(Dataset rows about figures)

^^^^

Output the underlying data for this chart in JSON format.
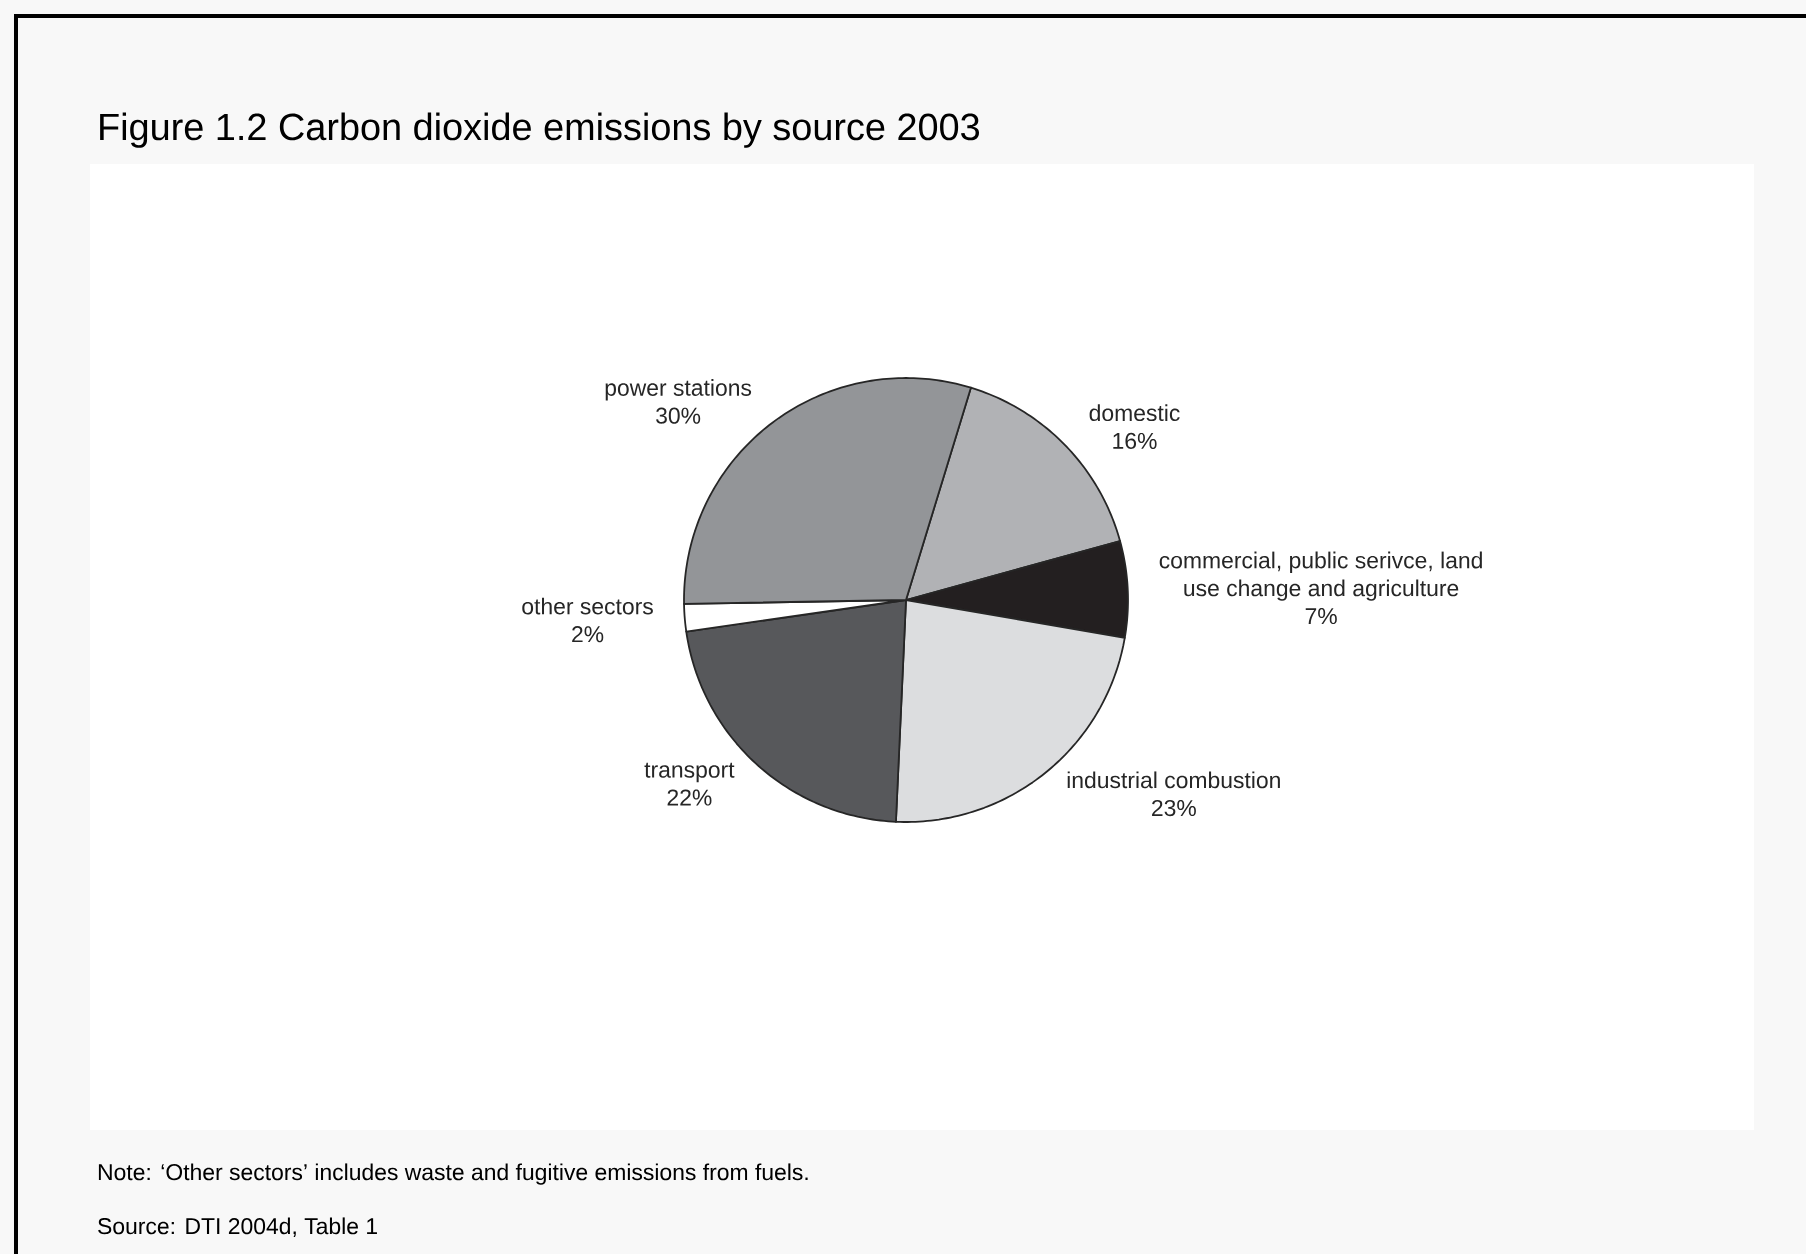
{
  "chart_data": {
    "type": "pie",
    "title": "Figure 1.2 Carbon dioxide emissions by source 2003",
    "categories": [
      "domestic",
      "commercial, public serivce, land use change and agriculture",
      "industrial combustion",
      "transport",
      "other sectors",
      "power stations"
    ],
    "values": [
      16,
      7,
      23,
      22,
      2,
      30
    ],
    "value_labels": [
      "16%",
      "7%",
      "23%",
      "22%",
      "2%",
      "30%"
    ],
    "colors": [
      "#b1b2b5",
      "#231f20",
      "#dcdddf",
      "#57585b",
      "#ffffff",
      "#939598"
    ],
    "annotations": [
      "Note:   ‘Other sectors’ includes waste and fugitive emissions from fuels.",
      "Source:   DTI 2004d, Table 1"
    ]
  }
}
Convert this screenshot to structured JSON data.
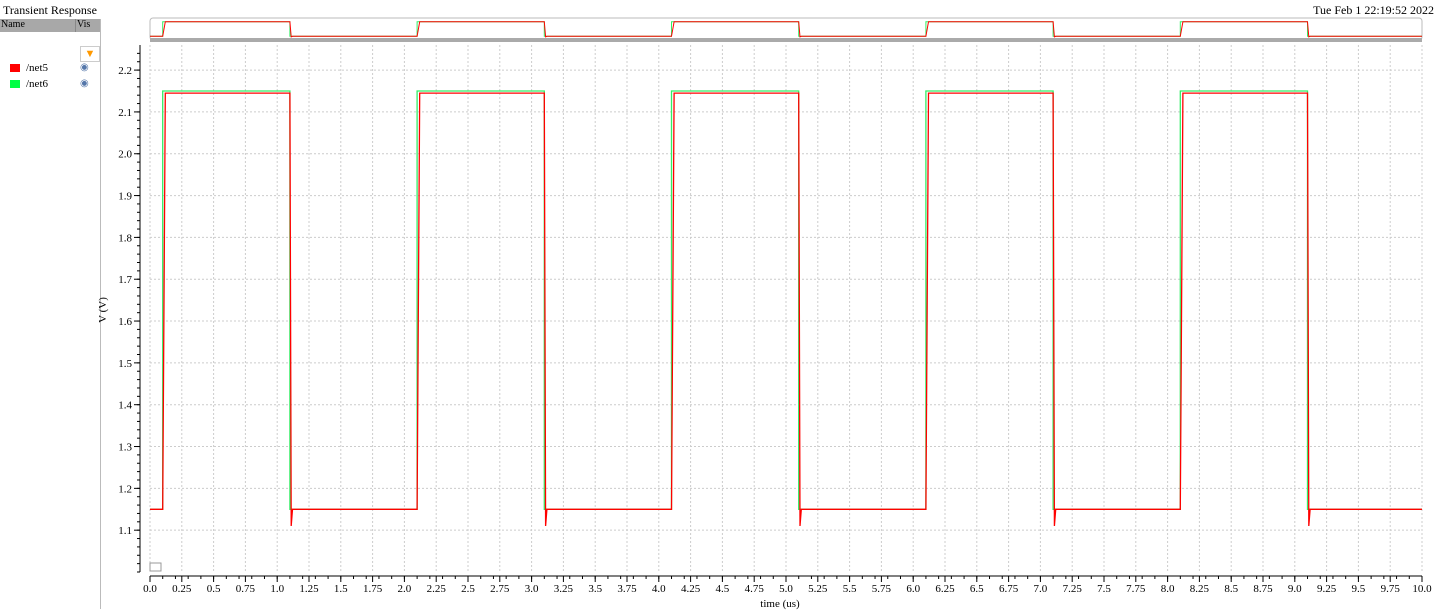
{
  "window": {
    "title": "Transient Response",
    "timestamp": "Tue Feb 1 22:19:52 2022"
  },
  "panel": {
    "col_name": "Name",
    "col_vis": "Vis",
    "filter_icon": "funnel-icon",
    "signals": [
      {
        "label": "/net5",
        "color": "#ff0000",
        "visible_icon": "eye-icon"
      },
      {
        "label": "/net6",
        "color": "#00ff44",
        "visible_icon": "eye-icon"
      }
    ]
  },
  "chart_data": {
    "type": "line",
    "title": "",
    "xlabel": "time (us)",
    "ylabel": "V (V)",
    "xlim": [
      0,
      10
    ],
    "ylim": [
      1.0,
      2.26
    ],
    "grid": true,
    "xticks": [
      "0.0",
      "0.25",
      "0.5",
      "0.75",
      "1.0",
      "1.25",
      "1.5",
      "1.75",
      "2.0",
      "2.25",
      "2.5",
      "2.75",
      "3.0",
      "3.25",
      "3.5",
      "3.75",
      "4.0",
      "4.25",
      "4.5",
      "4.75",
      "5.0",
      "5.25",
      "5.5",
      "5.75",
      "6.0",
      "6.25",
      "6.5",
      "6.75",
      "7.0",
      "7.25",
      "7.5",
      "7.75",
      "8.0",
      "8.25",
      "8.5",
      "8.75",
      "9.0",
      "9.25",
      "9.5",
      "9.75",
      "10.0"
    ],
    "yticks": [
      "1.1",
      "1.2",
      "1.3",
      "1.4",
      "1.5",
      "1.6",
      "1.7",
      "1.8",
      "1.9",
      "2.0",
      "2.1",
      "2.2"
    ],
    "series": [
      {
        "name": "/net5",
        "color": "#ff0000",
        "points": [
          [
            0,
            1.15
          ],
          [
            0.1,
            1.15
          ],
          [
            0.12,
            2.145
          ],
          [
            1.1,
            2.145
          ],
          [
            1.11,
            1.11
          ],
          [
            1.12,
            1.15
          ],
          [
            2.1,
            1.15
          ],
          [
            2.12,
            2.145
          ],
          [
            3.1,
            2.145
          ],
          [
            3.11,
            1.11
          ],
          [
            3.12,
            1.15
          ],
          [
            4.1,
            1.15
          ],
          [
            4.12,
            2.145
          ],
          [
            5.1,
            2.145
          ],
          [
            5.11,
            1.11
          ],
          [
            5.12,
            1.15
          ],
          [
            6.1,
            1.15
          ],
          [
            6.12,
            2.145
          ],
          [
            7.1,
            2.145
          ],
          [
            7.11,
            1.11
          ],
          [
            7.12,
            1.15
          ],
          [
            8.1,
            1.15
          ],
          [
            8.12,
            2.145
          ],
          [
            9.1,
            2.145
          ],
          [
            9.11,
            1.11
          ],
          [
            9.12,
            1.15
          ],
          [
            10,
            1.15
          ]
        ]
      },
      {
        "name": "/net6",
        "color": "#33ee66",
        "points": [
          [
            0,
            1.15
          ],
          [
            0.1,
            1.15
          ],
          [
            0.1,
            2.15
          ],
          [
            1.1,
            2.15
          ],
          [
            1.1,
            1.15
          ],
          [
            2.1,
            1.15
          ],
          [
            2.1,
            2.15
          ],
          [
            3.1,
            2.15
          ],
          [
            3.1,
            1.15
          ],
          [
            4.1,
            1.15
          ],
          [
            4.1,
            2.15
          ],
          [
            5.1,
            2.15
          ],
          [
            5.1,
            1.15
          ],
          [
            6.1,
            1.15
          ],
          [
            6.1,
            2.15
          ],
          [
            7.1,
            2.15
          ],
          [
            7.1,
            1.15
          ],
          [
            8.1,
            1.15
          ],
          [
            8.1,
            2.15
          ],
          [
            9.1,
            2.15
          ],
          [
            9.1,
            1.15
          ],
          [
            10,
            1.15
          ]
        ]
      }
    ]
  }
}
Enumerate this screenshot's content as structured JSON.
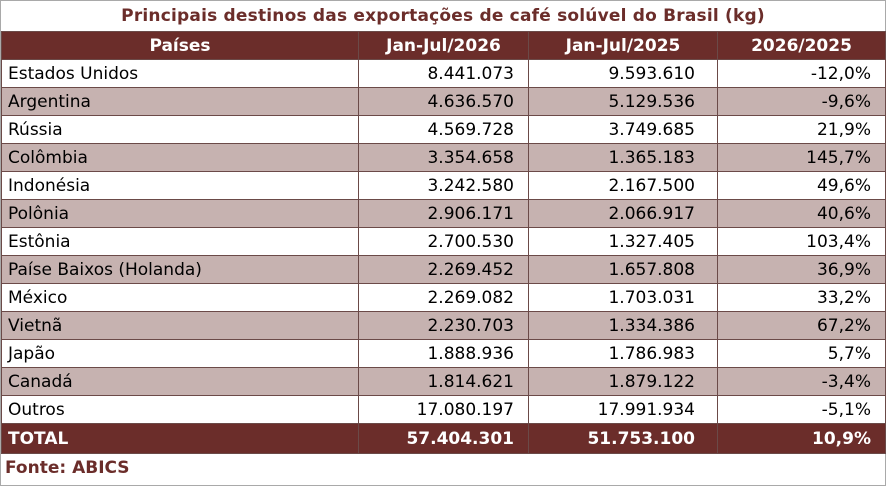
{
  "title": "Principais destinos das exportações de café solúvel do Brasil (kg)",
  "headers": [
    "Países",
    "Jan-Jul/2026",
    "Jan-Jul/2025",
    "2026/2025"
  ],
  "rows": [
    {
      "country": "Estados Unidos",
      "y2026": "8.441.073",
      "y2025": "9.593.610",
      "change": "-12,0%"
    },
    {
      "country": "Argentina",
      "y2026": "4.636.570",
      "y2025": "5.129.536",
      "change": "-9,6%"
    },
    {
      "country": "Rússia",
      "y2026": "4.569.728",
      "y2025": "3.749.685",
      "change": "21,9%"
    },
    {
      "country": "Colômbia",
      "y2026": "3.354.658",
      "y2025": "1.365.183",
      "change": "145,7%"
    },
    {
      "country": "Indonésia",
      "y2026": "3.242.580",
      "y2025": "2.167.500",
      "change": "49,6%"
    },
    {
      "country": "Polônia",
      "y2026": "2.906.171",
      "y2025": "2.066.917",
      "change": "40,6%"
    },
    {
      "country": "Estônia",
      "y2026": "2.700.530",
      "y2025": "1.327.405",
      "change": "103,4%"
    },
    {
      "country": "Paíse Baixos (Holanda)",
      "y2026": "2.269.452",
      "y2025": "1.657.808",
      "change": "36,9%"
    },
    {
      "country": "México",
      "y2026": "2.269.082",
      "y2025": "1.703.031",
      "change": "33,2%"
    },
    {
      "country": "Vietnã",
      "y2026": "2.230.703",
      "y2025": "1.334.386",
      "change": "67,2%"
    },
    {
      "country": "Japão",
      "y2026": "1.888.936",
      "y2025": "1.786.983",
      "change": "5,7%"
    },
    {
      "country": "Canadá",
      "y2026": "1.814.621",
      "y2025": "1.879.122",
      "change": "-3,4%"
    },
    {
      "country": "Outros",
      "y2026": "17.080.197",
      "y2025": "17.991.934",
      "change": "-5,1%"
    }
  ],
  "total": {
    "label": "TOTAL",
    "y2026": "57.404.301",
    "y2025": "51.753.100",
    "change": "10,9%"
  },
  "source": "Fonte: ABICS",
  "colors": {
    "header_bg": "#6b2d2a",
    "alt_row_bg": "#c6b2b0",
    "title_color": "#6b2d2a"
  }
}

^^^^

#### Given task
Copy each line of the records above that carries the word "emissions".

#### Task solution
    "title": "Figure 1.2 Carbon dioxide emissions by source 2003",
      "Note:   ‘Other sectors’ includes waste and fugitive emissions from fuels.",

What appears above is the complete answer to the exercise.